▶ **Available records**
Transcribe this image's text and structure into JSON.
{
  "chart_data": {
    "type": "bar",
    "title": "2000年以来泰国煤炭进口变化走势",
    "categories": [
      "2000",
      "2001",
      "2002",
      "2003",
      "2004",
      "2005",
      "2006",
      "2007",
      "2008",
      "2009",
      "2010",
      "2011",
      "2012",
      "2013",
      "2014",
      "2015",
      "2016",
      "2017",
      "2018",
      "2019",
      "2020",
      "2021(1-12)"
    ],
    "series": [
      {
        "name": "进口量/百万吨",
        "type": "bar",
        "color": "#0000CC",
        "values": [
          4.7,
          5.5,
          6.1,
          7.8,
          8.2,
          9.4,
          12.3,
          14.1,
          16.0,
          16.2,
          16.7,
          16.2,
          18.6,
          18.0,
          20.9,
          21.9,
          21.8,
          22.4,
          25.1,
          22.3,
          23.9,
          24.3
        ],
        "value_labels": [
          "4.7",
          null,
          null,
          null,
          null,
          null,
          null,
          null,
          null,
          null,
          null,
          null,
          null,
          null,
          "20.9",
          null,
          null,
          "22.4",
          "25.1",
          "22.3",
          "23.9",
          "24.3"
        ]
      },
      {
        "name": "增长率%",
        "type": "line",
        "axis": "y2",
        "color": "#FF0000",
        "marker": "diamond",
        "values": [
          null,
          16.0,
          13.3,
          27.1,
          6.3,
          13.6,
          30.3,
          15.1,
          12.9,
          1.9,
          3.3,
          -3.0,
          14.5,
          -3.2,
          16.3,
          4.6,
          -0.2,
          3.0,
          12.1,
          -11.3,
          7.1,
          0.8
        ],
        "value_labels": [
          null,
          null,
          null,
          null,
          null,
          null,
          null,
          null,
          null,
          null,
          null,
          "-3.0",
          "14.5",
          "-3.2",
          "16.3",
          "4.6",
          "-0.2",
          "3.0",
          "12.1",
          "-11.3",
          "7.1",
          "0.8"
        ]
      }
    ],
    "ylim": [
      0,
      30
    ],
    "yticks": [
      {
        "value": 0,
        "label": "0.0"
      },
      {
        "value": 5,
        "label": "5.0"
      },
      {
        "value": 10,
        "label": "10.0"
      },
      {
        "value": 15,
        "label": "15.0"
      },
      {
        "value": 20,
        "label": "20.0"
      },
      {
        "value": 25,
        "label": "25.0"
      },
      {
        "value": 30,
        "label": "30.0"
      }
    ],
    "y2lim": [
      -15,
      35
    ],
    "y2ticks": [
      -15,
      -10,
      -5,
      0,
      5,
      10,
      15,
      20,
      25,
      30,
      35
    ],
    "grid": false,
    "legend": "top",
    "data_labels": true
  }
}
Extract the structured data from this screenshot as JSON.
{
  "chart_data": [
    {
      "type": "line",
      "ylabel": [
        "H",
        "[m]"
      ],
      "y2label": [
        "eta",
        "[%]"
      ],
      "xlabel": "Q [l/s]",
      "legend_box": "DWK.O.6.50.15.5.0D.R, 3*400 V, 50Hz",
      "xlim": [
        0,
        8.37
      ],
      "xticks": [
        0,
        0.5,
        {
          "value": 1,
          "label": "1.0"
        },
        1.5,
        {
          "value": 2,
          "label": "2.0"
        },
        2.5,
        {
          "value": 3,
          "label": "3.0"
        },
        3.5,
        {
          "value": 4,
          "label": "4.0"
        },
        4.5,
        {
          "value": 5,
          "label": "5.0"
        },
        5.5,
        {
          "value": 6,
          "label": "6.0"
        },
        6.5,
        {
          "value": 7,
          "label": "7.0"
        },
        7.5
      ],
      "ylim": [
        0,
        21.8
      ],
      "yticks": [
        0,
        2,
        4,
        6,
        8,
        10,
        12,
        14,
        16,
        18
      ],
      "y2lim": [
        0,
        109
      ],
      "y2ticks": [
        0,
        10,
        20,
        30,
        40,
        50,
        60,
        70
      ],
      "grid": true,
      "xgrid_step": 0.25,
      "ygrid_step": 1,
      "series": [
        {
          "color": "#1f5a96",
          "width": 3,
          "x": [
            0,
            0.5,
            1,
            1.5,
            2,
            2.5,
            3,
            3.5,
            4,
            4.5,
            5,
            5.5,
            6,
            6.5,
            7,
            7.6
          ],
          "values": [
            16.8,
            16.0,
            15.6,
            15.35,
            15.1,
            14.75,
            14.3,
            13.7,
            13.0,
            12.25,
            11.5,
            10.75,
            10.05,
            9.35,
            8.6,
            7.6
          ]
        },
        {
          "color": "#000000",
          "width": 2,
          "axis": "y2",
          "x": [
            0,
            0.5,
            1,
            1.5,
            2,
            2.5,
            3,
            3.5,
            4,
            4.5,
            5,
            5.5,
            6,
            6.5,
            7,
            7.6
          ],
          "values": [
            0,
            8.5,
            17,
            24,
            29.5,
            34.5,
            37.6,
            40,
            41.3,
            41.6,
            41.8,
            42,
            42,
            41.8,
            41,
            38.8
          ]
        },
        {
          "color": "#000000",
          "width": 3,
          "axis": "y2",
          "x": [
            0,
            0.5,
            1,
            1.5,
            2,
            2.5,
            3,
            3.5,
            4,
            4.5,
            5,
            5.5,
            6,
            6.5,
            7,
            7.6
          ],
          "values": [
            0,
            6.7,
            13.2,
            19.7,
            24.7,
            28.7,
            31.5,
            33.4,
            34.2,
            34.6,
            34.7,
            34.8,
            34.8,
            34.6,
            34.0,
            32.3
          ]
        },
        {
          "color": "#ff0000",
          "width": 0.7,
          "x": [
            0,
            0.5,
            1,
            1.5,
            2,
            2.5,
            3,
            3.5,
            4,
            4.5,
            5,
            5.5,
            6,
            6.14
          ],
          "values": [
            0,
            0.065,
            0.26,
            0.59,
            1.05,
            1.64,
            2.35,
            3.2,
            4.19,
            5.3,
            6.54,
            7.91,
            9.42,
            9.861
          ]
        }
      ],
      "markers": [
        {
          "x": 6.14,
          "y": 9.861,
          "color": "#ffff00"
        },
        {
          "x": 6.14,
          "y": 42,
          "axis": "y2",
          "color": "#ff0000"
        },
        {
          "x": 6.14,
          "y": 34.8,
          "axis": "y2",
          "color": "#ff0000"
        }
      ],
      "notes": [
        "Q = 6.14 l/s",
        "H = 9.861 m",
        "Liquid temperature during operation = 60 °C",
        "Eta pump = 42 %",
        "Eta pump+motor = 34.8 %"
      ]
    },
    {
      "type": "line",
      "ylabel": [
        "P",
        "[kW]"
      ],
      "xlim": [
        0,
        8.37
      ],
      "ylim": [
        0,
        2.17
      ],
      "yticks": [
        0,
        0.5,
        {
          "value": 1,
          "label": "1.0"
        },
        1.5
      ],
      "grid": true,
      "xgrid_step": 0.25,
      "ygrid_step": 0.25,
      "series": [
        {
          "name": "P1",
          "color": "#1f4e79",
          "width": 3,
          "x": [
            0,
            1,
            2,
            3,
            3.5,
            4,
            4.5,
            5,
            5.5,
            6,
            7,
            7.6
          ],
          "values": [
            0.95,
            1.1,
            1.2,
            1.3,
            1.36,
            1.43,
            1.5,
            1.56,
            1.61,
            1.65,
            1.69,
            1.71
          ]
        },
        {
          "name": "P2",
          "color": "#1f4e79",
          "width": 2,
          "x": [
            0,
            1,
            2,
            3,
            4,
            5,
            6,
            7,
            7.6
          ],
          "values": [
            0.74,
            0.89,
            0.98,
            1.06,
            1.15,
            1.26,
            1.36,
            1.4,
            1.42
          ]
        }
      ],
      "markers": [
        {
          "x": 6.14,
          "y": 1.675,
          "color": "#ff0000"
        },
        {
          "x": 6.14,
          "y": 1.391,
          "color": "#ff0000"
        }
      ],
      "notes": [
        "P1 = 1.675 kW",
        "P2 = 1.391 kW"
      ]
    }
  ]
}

▶ **Aim**
Write out every line from the records above, word for word.

▶ **Correct answer**
Transcribe this image's text and structure into JSON.
{
  "chart_data": {
    "type": "bar",
    "title": "2000年以来泰国煤炭进口变化走势",
    "categories": [
      "2000",
      "2001",
      "2002",
      "2003",
      "2004",
      "2005",
      "2006",
      "2007",
      "2008",
      "2009",
      "2010",
      "2011",
      "2012",
      "2013",
      "2014",
      "2015",
      "2016",
      "2017",
      "2018",
      "2019",
      "2020",
      "2021(1-12)"
    ],
    "series": [
      {
        "name": "进口量/百万吨",
        "type": "bar",
        "color": "#0000CC",
        "values": [
          4.7,
          5.5,
          6.1,
          7.8,
          8.2,
          9.4,
          12.3,
          14.1,
          16.0,
          16.2,
          16.7,
          16.2,
          18.6,
          18.0,
          20.9,
          21.9,
          21.8,
          22.4,
          25.1,
          22.3,
          23.9,
          24.3
        ],
        "value_labels": [
          "4.7",
          null,
          null,
          null,
          null,
          null,
          null,
          null,
          null,
          null,
          null,
          null,
          null,
          null,
          "20.9",
          null,
          null,
          "22.4",
          "25.1",
          "22.3",
          "23.9",
          "24.3"
        ]
      },
      {
        "name": "增长率%",
        "type": "line",
        "axis": "y2",
        "color": "#FF0000",
        "marker": "diamond",
        "values": [
          null,
          16.0,
          13.3,
          27.1,
          6.3,
          13.6,
          30.3,
          15.1,
          12.9,
          1.9,
          3.3,
          -3.0,
          14.5,
          -3.2,
          16.3,
          4.6,
          -0.2,
          3.0,
          12.1,
          -11.3,
          7.1,
          0.8
        ],
        "value_labels": [
          null,
          null,
          null,
          null,
          null,
          null,
          null,
          null,
          null,
          null,
          null,
          "-3.0",
          "14.5",
          "-3.2",
          "16.3",
          "4.6",
          "-0.2",
          "3.0",
          "12.1",
          "-11.3",
          "7.1",
          "0.8"
        ]
      }
    ],
    "ylim": [
      0,
      30
    ],
    "yticks": [
      {
        "value": 0,
        "label": "0.0"
      },
      {
        "value": 5,
        "label": "5.0"
      },
      {
        "value": 10,
        "label": "10.0"
      },
      {
        "value": 15,
        "label": "15.0"
      },
      {
        "value": 20,
        "label": "20.0"
      },
      {
        "value": 25,
        "label": "25.0"
      },
      {
        "value": 30,
        "label": "30.0"
      }
    ],
    "y2lim": [
      -15,
      35
    ],
    "y2ticks": [
      -15,
      -10,
      -5,
      0,
      5,
      10,
      15,
      20,
      25,
      30,
      35
    ],
    "grid": false,
    "legend": "top",
    "data_labels": true
  }
}
Extract the structured data from this screenshot as JSON.
{
  "chart_data": [
    {
      "type": "line",
      "ylabel": [
        "H",
        "[m]"
      ],
      "y2label": [
        "eta",
        "[%]"
      ],
      "xlabel": "Q [l/s]",
      "legend_box": "DWK.O.6.50.15.5.0D.R, 3*400 V, 50Hz",
      "xlim": [
        0,
        8.37
      ],
      "xticks": [
        0,
        0.5,
        {
          "value": 1,
          "label": "1.0"
        },
        1.5,
        {
          "value": 2,
          "label": "2.0"
        },
        2.5,
        {
          "value": 3,
          "label": "3.0"
        },
        3.5,
        {
          "value": 4,
          "label": "4.0"
        },
        4.5,
        {
          "value": 5,
          "label": "5.0"
        },
        5.5,
        {
          "value": 6,
          "label": "6.0"
        },
        6.5,
        {
          "value": 7,
          "label": "7.0"
        },
        7.5
      ],
      "ylim": [
        0,
        21.8
      ],
      "yticks": [
        0,
        2,
        4,
        6,
        8,
        10,
        12,
        14,
        16,
        18
      ],
      "y2lim": [
        0,
        109
      ],
      "y2ticks": [
        0,
        10,
        20,
        30,
        40,
        50,
        60,
        70
      ],
      "grid": true,
      "xgrid_step": 0.25,
      "ygrid_step": 1,
      "series": [
        {
          "color": "#1f5a96",
          "width": 3,
          "x": [
            0,
            0.5,
            1,
            1.5,
            2,
            2.5,
            3,
            3.5,
            4,
            4.5,
            5,
            5.5,
            6,
            6.5,
            7,
            7.6
          ],
          "values": [
            16.8,
            16.0,
            15.6,
            15.35,
            15.1,
            14.75,
            14.3,
            13.7,
            13.0,
            12.25,
            11.5,
            10.75,
            10.05,
            9.35,
            8.6,
            7.6
          ]
        },
        {
          "color": "#000000",
          "width": 2,
          "axis": "y2",
          "x": [
            0,
            0.5,
            1,
            1.5,
            2,
            2.5,
            3,
            3.5,
            4,
            4.5,
            5,
            5.5,
            6,
            6.5,
            7,
            7.6
          ],
          "values": [
            0,
            8.5,
            17,
            24,
            29.5,
            34.5,
            37.6,
            40,
            41.3,
            41.6,
            41.8,
            42,
            42,
            41.8,
            41,
            38.8
          ]
        },
        {
          "color": "#000000",
          "width": 3,
          "axis": "y2",
          "x": [
            0,
            0.5,
            1,
            1.5,
            2,
            2.5,
            3,
            3.5,
            4,
            4.5,
            5,
            5.5,
            6,
            6.5,
            7,
            7.6
          ],
          "values": [
            0,
            6.7,
            13.2,
            19.7,
            24.7,
            28.7,
            31.5,
            33.4,
            34.2,
            34.6,
            34.7,
            34.8,
            34.8,
            34.6,
            34.0,
            32.3
          ]
        },
        {
          "color": "#ff0000",
          "width": 0.7,
          "x": [
            0,
            0.5,
            1,
            1.5,
            2,
            2.5,
            3,
            3.5,
            4,
            4.5,
            5,
            5.5,
            6,
            6.14
          ],
          "values": [
            0,
            0.065,
            0.26,
            0.59,
            1.05,
            1.64,
            2.35,
            3.2,
            4.19,
            5.3,
            6.54,
            7.91,
            9.42,
            9.861
          ]
        }
      ],
      "markers": [
        {
          "x": 6.14,
          "y": 9.861,
          "color": "#ffff00"
        },
        {
          "x": 6.14,
          "y": 42,
          "axis": "y2",
          "color": "#ff0000"
        },
        {
          "x": 6.14,
          "y": 34.8,
          "axis": "y2",
          "color": "#ff0000"
        }
      ],
      "notes": [
        "Q = 6.14 l/s",
        "H = 9.861 m",
        "Liquid temperature during operation = 60 °C",
        "Eta pump = 42 %",
        "Eta pump+motor = 34.8 %"
      ]
    },
    {
      "type": "line",
      "ylabel": [
        "P",
        "[kW]"
      ],
      "xlim": [
        0,
        8.37
      ],
      "ylim": [
        0,
        2.17
      ],
      "yticks": [
        0,
        0.5,
        {
          "value": 1,
          "label": "1.0"
        },
        1.5
      ],
      "grid": true,
      "xgrid_step": 0.25,
      "ygrid_step": 0.25,
      "series": [
        {
          "name": "P1",
          "color": "#1f4e79",
          "width": 3,
          "x": [
            0,
            1,
            2,
            3,
            3.5,
            4,
            4.5,
            5,
            5.5,
            6,
            7,
            7.6
          ],
          "values": [
            0.95,
            1.1,
            1.2,
            1.3,
            1.36,
            1.43,
            1.5,
            1.56,
            1.61,
            1.65,
            1.69,
            1.71
          ]
        },
        {
          "name": "P2",
          "color": "#1f4e79",
          "width": 2,
          "x": [
            0,
            1,
            2,
            3,
            4,
            5,
            6,
            7,
            7.6
          ],
          "values": [
            0.74,
            0.89,
            0.98,
            1.06,
            1.15,
            1.26,
            1.36,
            1.4,
            1.42
          ]
        }
      ],
      "markers": [
        {
          "x": 6.14,
          "y": 1.675,
          "color": "#ff0000"
        },
        {
          "x": 6.14,
          "y": 1.391,
          "color": "#ff0000"
        }
      ],
      "notes": [
        "P1 = 1.675 kW",
        "P2 = 1.391 kW"
      ]
    }
  ]
}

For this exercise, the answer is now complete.